■ **Work to be completed**
Write out the listing beneath this instruction in its entirety, exactly as it reads.

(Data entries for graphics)
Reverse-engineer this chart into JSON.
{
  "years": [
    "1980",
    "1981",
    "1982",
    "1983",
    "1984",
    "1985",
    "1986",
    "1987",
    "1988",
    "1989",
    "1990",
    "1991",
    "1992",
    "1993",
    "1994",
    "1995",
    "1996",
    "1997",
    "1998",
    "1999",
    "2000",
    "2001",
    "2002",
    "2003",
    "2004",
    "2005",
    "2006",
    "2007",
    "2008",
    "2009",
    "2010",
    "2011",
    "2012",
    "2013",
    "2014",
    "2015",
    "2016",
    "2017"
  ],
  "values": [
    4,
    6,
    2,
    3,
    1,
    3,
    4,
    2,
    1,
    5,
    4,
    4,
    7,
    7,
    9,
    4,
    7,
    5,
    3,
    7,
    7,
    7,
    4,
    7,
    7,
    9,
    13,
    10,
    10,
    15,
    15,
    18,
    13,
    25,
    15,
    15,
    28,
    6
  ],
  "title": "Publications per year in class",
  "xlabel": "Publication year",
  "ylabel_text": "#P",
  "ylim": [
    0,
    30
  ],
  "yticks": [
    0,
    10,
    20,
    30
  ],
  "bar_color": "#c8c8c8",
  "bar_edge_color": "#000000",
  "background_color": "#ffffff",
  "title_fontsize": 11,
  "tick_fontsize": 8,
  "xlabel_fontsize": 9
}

■ **Task output**
Reverse-engineer this chart into JSON.
{
  "years": [
    "1980",
    "1981",
    "1982",
    "1983",
    "1984",
    "1985",
    "1986",
    "1987",
    "1988",
    "1989",
    "1990",
    "1991",
    "1992",
    "1993",
    "1994",
    "1995",
    "1996",
    "1997",
    "1998",
    "1999",
    "2000",
    "2001",
    "2002",
    "2003",
    "2004",
    "2005",
    "2006",
    "2007",
    "2008",
    "2009",
    "2010",
    "2011",
    "2012",
    "2013",
    "2014",
    "2015",
    "2016",
    "2017"
  ],
  "values": [
    4,
    6,
    2,
    3,
    1,
    3,
    4,
    2,
    1,
    5,
    4,
    4,
    7,
    7,
    9,
    4,
    7,
    5,
    3,
    7,
    7,
    7,
    4,
    7,
    7,
    9,
    13,
    10,
    10,
    15,
    15,
    18,
    13,
    25,
    15,
    15,
    28,
    6
  ],
  "title": "Publications per year in class",
  "xlabel": "Publication year",
  "ylabel_text": "#P",
  "ylim": [
    0,
    30
  ],
  "yticks": [
    0,
    10,
    20,
    30
  ],
  "bar_color": "#c8c8c8",
  "bar_edge_color": "#000000",
  "background_color": "#ffffff",
  "title_fontsize": 11,
  "tick_fontsize": 8,
  "xlabel_fontsize": 9
}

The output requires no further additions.